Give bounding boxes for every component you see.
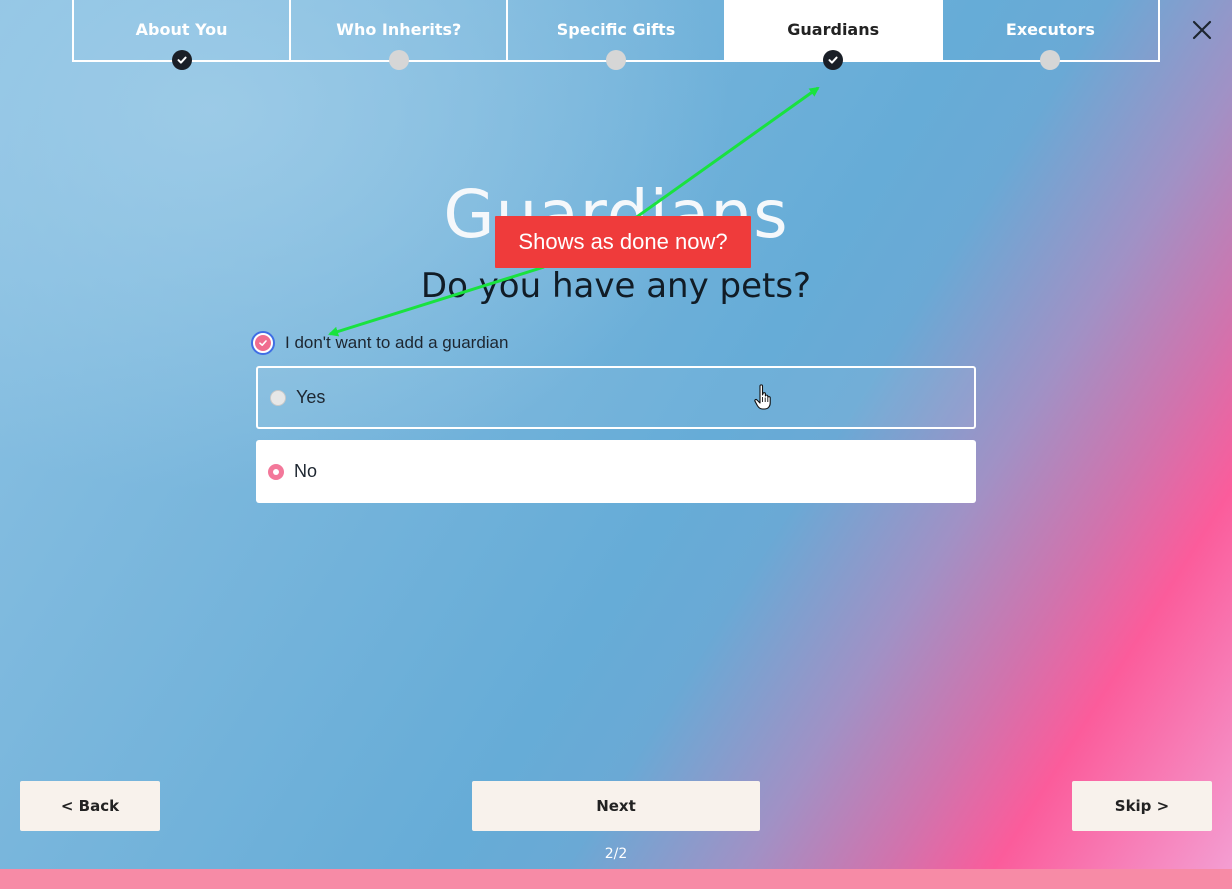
next-button[interactable]: Next — [472, 781, 760, 831]
check-icon — [823, 50, 844, 70]
tab-guardians[interactable]: Guardians — [725, 0, 943, 70]
tab-label: About You — [135, 20, 228, 39]
option-yes[interactable]: Yes — [256, 366, 976, 429]
tab-label: Executors — [1005, 20, 1095, 39]
page-counter: 2/2 — [604, 846, 628, 862]
progress-fill — [0, 869, 1232, 889]
annotation-callout: Shows as done now? — [495, 216, 751, 268]
pending-dot-icon — [606, 50, 626, 70]
checkbox-checked-icon[interactable] — [251, 331, 275, 355]
radio-checked-icon[interactable] — [268, 463, 284, 480]
pending-dot-icon — [388, 50, 409, 70]
step-tabs: About You Who Inherits? Specific Gifts G… — [72, 0, 1160, 70]
skip-button[interactable]: Skip > — [1072, 781, 1212, 831]
tab-label: Guardians — [787, 20, 880, 39]
tab-specific-gifts[interactable]: Specific Gifts — [508, 0, 726, 70]
option-label: Yes — [296, 387, 326, 407]
tab-executors[interactable]: Executors — [943, 0, 1158, 70]
tab-about-you[interactable]: About You — [74, 0, 292, 70]
radio-unchecked-icon[interactable] — [270, 389, 286, 406]
back-button[interactable]: < Back — [20, 781, 160, 831]
option-no[interactable]: No — [256, 440, 976, 503]
hand-cursor-icon — [754, 384, 772, 412]
check-icon — [171, 50, 192, 70]
question-heading: Do you have any pets? — [420, 266, 812, 306]
pending-dot-icon — [1040, 50, 1061, 70]
optout-label: I don't want to add a guardian — [285, 333, 509, 352]
tab-who-inherits[interactable]: Who Inherits? — [291, 0, 509, 70]
close-icon[interactable] — [1189, 17, 1215, 43]
progress-bar — [0, 869, 1232, 889]
option-label: No — [294, 461, 318, 481]
optout-checkbox[interactable]: I don't want to add a guardian — [251, 330, 508, 356]
tab-label: Who Inherits? — [336, 20, 462, 39]
tab-label: Specific Gifts — [556, 20, 676, 39]
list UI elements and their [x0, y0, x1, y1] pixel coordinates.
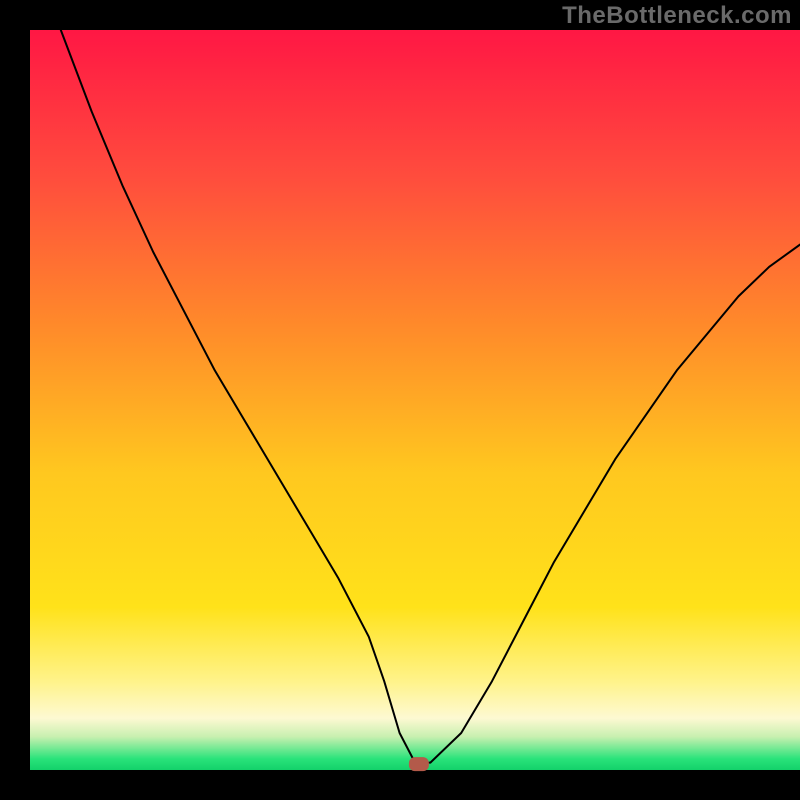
chart-canvas [0, 0, 800, 800]
chart-background [30, 30, 800, 770]
optimum-marker [409, 757, 429, 771]
bottleneck-chart: TheBottleneck.com [0, 0, 800, 800]
watermark-text: TheBottleneck.com [562, 2, 792, 30]
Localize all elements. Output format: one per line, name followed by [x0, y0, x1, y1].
────────────────
Print every line of the listing above word for word, leaving out the picture markers.

▶ [Exercise result]:
Give bounding boxes for every component you see.
next-button[interactable]: Next — [472, 781, 760, 831]
check-icon — [823, 50, 844, 70]
tab-guardians[interactable]: Guardians — [725, 0, 943, 70]
tab-label: About You — [135, 20, 228, 39]
option-yes[interactable]: Yes — [256, 366, 976, 429]
tab-label: Executors — [1005, 20, 1095, 39]
page-counter: 2/2 — [604, 846, 628, 862]
progress-fill — [0, 869, 1232, 889]
annotation-callout: Shows as done now? — [495, 216, 751, 268]
pending-dot-icon — [606, 50, 626, 70]
checkbox-checked-icon[interactable] — [251, 331, 275, 355]
radio-checked-icon[interactable] — [268, 463, 284, 480]
pending-dot-icon — [388, 50, 409, 70]
step-tabs: About You Who Inherits? Specific Gifts G… — [72, 0, 1160, 70]
skip-button[interactable]: Skip > — [1072, 781, 1212, 831]
tab-label: Guardians — [787, 20, 880, 39]
tab-specific-gifts[interactable]: Specific Gifts — [508, 0, 726, 70]
option-label: Yes — [296, 387, 326, 407]
tab-executors[interactable]: Executors — [943, 0, 1158, 70]
tab-about-you[interactable]: About You — [74, 0, 292, 70]
radio-unchecked-icon[interactable] — [270, 389, 286, 406]
back-button[interactable]: < Back — [20, 781, 160, 831]
option-no[interactable]: No — [256, 440, 976, 503]
hand-cursor-icon — [754, 384, 772, 412]
check-icon — [171, 50, 192, 70]
question-heading: Do you have any pets? — [420, 266, 812, 306]
pending-dot-icon — [1040, 50, 1061, 70]
optout-label: I don't want to add a guardian — [285, 333, 509, 352]
tab-who-inherits[interactable]: Who Inherits? — [291, 0, 509, 70]
close-icon[interactable] — [1189, 17, 1215, 43]
progress-bar — [0, 869, 1232, 889]
option-label: No — [294, 461, 318, 481]
optout-checkbox[interactable]: I don't want to add a guardian — [251, 330, 508, 356]
tab-label: Who Inherits? — [336, 20, 462, 39]
tab-label: Specific Gifts — [556, 20, 676, 39]
list UI elements and their [x0, y0, x1, y1] pixel coordinates.
chart-canvas [0, 0, 800, 800]
chart-background [30, 30, 800, 770]
optimum-marker [409, 757, 429, 771]
bottleneck-chart: TheBottleneck.com [0, 0, 800, 800]
watermark-text: TheBottleneck.com [562, 2, 792, 30]
Localize all elements. Output format: one per line, name followed by [x0, y0, x1, y1].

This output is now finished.